_Task_
Copy out every line exactly as given.
## BEGIN
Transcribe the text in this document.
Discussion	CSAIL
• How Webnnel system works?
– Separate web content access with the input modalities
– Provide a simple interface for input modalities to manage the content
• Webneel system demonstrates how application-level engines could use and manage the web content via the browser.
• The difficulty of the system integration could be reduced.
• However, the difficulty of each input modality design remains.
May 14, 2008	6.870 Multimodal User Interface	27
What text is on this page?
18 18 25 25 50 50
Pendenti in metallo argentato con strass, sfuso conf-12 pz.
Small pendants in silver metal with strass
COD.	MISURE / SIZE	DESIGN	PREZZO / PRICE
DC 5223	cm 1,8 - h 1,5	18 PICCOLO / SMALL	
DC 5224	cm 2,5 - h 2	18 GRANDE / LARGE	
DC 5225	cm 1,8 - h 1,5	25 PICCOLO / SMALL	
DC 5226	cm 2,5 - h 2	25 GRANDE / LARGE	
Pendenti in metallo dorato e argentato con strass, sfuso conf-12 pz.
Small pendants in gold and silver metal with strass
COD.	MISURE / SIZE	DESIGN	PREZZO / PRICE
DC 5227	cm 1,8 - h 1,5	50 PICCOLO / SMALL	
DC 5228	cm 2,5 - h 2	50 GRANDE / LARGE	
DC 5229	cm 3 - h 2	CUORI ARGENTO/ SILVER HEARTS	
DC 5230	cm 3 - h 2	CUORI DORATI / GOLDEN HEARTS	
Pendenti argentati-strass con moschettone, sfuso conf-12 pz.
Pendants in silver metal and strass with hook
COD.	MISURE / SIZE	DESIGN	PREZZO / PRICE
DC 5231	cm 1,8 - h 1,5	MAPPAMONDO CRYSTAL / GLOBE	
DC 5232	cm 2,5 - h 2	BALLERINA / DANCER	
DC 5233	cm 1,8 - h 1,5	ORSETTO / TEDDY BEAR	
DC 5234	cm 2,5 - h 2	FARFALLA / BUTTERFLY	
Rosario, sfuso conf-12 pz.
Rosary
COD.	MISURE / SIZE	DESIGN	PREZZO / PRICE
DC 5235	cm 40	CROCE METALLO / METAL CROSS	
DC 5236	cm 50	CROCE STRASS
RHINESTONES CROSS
## END
_Answer to the problem_
Transcribe the text in this document.
Discussion	CSAIL
• How Webnnel system works?
– Separate web content access with the input modalities
– Provide a simple interface for input modalities to manage the content
• Webneel system demonstrates how application-level engines could use and manage the web content via the browser.
• The difficulty of the system integration could be reduced.
• However, the difficulty of each input modality design remains.
May 14, 2008	6.870 Multimodal User Interface	27
What text is on this page?
18 18 25 25 50 50
Pendenti in metallo argentato con strass, sfuso conf-12 pz.
Small pendants in silver metal with strass
COD.	MISURE / SIZE	DESIGN	PREZZO / PRICE
DC 5223	cm 1,8 - h 1,5	18 PICCOLO / SMALL	
DC 5224	cm 2,5 - h 2	18 GRANDE / LARGE	
DC 5225	cm 1,8 - h 1,5	25 PICCOLO / SMALL	
DC 5226	cm 2,5 - h 2	25 GRANDE / LARGE	
Pendenti in metallo dorato e argentato con strass, sfuso conf-12 pz.
Small pendants in gold and silver metal with strass
COD.	MISURE / SIZE	DESIGN	PREZZO / PRICE
DC 5227	cm 1,8 - h 1,5	50 PICCOLO / SMALL	
DC 5228	cm 2,5 - h 2	50 GRANDE / LARGE	
DC 5229	cm 3 - h 2	CUORI ARGENTO/ SILVER HEARTS	
DC 5230	cm 3 - h 2	CUORI DORATI / GOLDEN HEARTS	
Pendenti argentati-strass con moschettone, sfuso conf-12 pz.
Pendants in silver metal and strass with hook
COD.	MISURE / SIZE	DESIGN	PREZZO / PRICE
DC 5231	cm 1,8 - h 1,5	MAPPAMONDO CRYSTAL / GLOBE	
DC 5232	cm 2,5 - h 2	BALLERINA / DANCER	
DC 5233	cm 1,8 - h 1,5	ORSETTO / TEDDY BEAR	
DC 5234	cm 2,5 - h 2	FARFALLA / BUTTERFLY	
Rosario, sfuso conf-12 pz.
Rosary
COD.	MISURE / SIZE	DESIGN	PREZZO / PRICE
DC 5235	cm 40	CROCE METALLO / METAL CROSS	
DC 5236	cm 50	CROCE STRASS
RHINESTONES CROSS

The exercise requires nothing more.